* [Problem details] Please return every line in the entries below with the word "metres" in it.

* [Source material]
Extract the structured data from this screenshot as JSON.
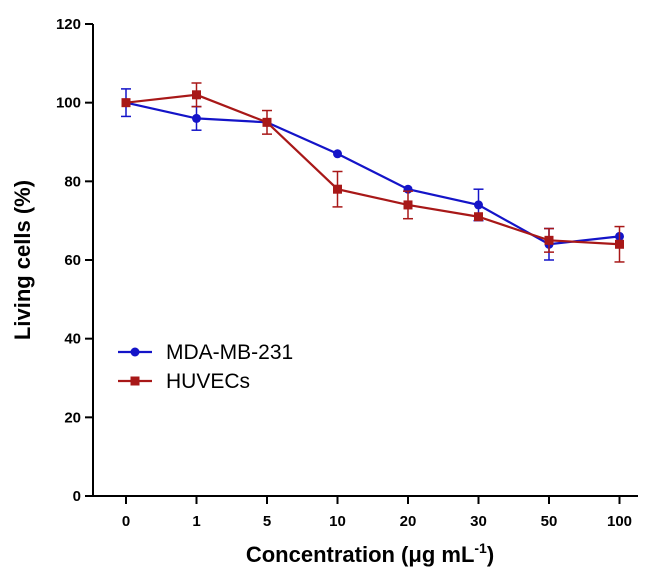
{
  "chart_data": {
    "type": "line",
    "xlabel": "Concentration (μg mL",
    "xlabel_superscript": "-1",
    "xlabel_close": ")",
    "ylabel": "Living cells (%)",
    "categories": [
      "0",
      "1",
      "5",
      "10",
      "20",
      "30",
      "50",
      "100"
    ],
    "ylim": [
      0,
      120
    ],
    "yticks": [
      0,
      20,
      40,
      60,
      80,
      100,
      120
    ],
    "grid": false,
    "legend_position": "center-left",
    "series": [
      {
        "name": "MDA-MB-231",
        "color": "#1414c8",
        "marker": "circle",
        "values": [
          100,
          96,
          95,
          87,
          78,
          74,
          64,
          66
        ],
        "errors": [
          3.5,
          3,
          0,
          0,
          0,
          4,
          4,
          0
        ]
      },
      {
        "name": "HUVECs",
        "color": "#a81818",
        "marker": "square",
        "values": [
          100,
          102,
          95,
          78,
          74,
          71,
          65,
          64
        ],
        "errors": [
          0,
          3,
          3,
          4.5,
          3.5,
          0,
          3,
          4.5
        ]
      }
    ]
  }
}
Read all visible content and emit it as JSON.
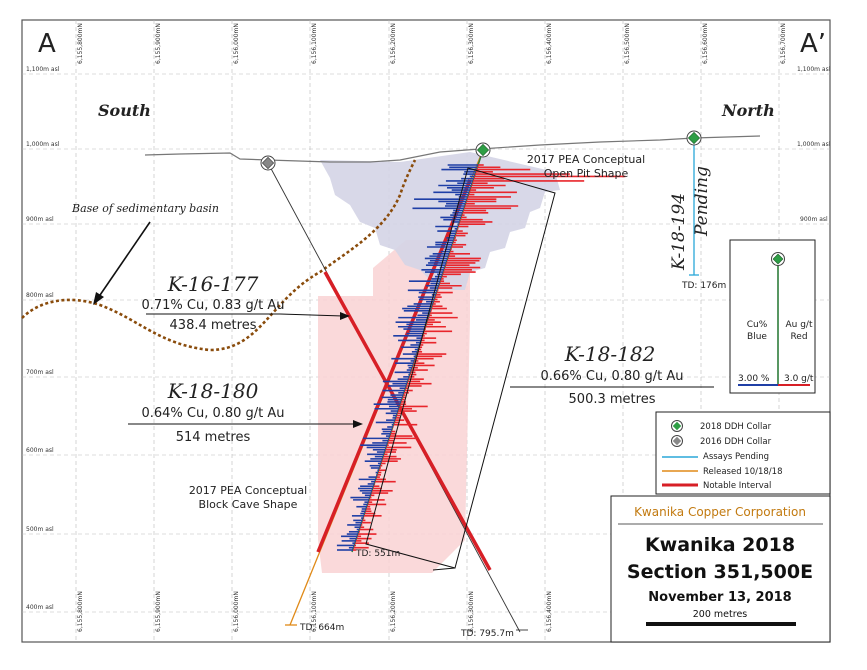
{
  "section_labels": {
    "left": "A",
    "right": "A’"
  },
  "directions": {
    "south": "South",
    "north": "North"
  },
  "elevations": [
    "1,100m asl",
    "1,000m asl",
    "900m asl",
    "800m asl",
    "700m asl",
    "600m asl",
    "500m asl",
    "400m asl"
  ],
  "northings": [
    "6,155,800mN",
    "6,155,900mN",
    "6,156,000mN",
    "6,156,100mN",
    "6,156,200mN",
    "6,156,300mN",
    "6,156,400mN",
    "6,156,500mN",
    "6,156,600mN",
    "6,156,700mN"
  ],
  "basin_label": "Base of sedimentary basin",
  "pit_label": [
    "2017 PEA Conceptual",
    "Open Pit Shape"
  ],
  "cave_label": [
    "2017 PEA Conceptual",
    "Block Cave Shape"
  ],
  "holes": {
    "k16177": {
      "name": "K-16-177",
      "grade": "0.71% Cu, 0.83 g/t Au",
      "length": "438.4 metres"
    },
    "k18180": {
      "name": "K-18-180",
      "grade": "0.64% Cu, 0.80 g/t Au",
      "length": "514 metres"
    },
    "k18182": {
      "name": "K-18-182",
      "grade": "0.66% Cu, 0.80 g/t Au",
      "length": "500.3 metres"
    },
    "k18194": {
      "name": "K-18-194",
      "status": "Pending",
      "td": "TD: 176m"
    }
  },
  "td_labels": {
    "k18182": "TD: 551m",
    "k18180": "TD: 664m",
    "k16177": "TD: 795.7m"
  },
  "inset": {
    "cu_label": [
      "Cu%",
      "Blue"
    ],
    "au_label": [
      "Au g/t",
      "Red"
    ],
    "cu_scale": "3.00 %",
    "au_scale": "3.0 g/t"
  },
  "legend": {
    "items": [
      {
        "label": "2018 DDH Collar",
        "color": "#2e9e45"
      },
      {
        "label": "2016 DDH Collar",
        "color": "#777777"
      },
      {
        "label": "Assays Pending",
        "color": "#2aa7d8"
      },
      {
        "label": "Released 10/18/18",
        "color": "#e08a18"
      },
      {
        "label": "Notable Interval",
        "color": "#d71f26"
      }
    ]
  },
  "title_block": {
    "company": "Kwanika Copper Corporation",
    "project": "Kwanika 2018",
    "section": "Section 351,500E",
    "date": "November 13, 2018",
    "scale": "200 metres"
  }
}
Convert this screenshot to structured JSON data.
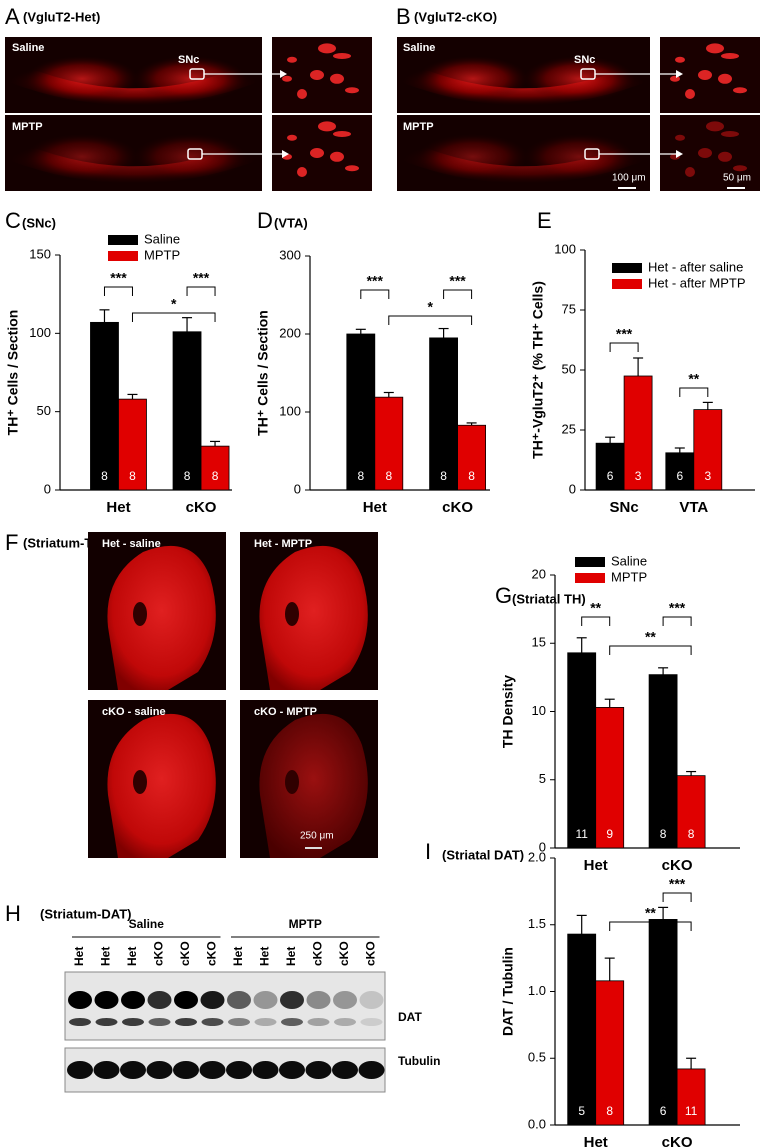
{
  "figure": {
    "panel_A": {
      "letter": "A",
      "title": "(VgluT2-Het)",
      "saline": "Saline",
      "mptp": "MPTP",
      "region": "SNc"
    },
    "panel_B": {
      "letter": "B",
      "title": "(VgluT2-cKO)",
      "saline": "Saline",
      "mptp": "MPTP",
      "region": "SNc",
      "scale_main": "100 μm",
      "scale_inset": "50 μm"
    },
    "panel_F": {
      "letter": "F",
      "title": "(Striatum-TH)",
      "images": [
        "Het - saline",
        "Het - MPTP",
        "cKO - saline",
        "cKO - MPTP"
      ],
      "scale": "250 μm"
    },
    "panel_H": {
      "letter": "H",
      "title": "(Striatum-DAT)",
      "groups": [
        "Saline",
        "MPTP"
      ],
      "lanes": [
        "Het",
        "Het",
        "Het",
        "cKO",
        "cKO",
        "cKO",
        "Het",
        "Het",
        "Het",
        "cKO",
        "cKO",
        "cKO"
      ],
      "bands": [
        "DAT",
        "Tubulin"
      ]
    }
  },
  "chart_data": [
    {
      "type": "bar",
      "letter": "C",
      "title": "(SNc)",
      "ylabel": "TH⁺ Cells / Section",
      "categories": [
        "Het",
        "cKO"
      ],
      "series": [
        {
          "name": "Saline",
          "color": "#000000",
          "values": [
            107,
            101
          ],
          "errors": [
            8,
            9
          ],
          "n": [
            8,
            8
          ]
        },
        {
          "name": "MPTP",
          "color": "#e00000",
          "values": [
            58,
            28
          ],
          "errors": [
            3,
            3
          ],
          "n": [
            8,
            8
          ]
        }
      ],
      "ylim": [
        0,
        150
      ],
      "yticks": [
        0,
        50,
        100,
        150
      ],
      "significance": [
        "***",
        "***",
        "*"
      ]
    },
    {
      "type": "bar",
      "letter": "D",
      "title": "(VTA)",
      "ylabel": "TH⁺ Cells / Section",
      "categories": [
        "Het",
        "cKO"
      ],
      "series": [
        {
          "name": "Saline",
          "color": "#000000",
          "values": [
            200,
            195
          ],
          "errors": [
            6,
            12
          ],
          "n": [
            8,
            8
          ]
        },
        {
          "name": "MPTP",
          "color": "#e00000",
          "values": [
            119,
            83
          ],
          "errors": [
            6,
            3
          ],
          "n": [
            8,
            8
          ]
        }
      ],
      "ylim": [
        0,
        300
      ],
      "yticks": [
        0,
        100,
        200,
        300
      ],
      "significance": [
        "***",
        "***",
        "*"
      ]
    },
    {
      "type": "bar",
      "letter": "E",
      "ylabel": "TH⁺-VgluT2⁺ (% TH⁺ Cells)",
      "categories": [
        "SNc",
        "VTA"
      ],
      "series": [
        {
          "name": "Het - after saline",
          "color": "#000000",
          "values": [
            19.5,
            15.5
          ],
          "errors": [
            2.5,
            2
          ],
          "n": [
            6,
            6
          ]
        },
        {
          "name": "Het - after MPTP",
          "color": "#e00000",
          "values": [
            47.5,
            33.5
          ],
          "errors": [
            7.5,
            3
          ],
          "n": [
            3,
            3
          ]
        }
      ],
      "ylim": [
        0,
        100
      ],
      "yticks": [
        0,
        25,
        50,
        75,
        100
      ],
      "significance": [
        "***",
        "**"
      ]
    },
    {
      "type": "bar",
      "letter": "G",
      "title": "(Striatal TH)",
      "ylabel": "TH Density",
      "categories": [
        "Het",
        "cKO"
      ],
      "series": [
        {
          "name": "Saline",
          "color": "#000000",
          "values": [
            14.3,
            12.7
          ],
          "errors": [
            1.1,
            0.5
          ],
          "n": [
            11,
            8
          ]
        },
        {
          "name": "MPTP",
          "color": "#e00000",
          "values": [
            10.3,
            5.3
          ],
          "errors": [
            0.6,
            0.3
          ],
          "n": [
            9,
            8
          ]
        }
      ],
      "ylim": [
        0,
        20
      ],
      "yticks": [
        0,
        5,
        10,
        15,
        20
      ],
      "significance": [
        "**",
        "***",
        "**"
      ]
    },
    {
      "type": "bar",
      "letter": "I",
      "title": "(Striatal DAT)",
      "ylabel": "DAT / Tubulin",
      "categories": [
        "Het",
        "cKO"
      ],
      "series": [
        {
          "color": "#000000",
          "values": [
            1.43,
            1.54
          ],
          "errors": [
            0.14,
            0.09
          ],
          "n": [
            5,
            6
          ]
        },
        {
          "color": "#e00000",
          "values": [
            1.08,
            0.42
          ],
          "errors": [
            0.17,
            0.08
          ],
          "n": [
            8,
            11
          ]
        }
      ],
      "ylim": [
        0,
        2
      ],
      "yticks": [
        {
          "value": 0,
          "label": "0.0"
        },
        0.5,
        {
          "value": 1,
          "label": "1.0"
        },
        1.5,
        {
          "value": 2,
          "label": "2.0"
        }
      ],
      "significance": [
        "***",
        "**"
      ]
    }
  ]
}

* [Answer section]
      "length": "438.4 metres"
      "length": "514 metres"
      "length": "500.3 metres"
    "scale": "200 metres"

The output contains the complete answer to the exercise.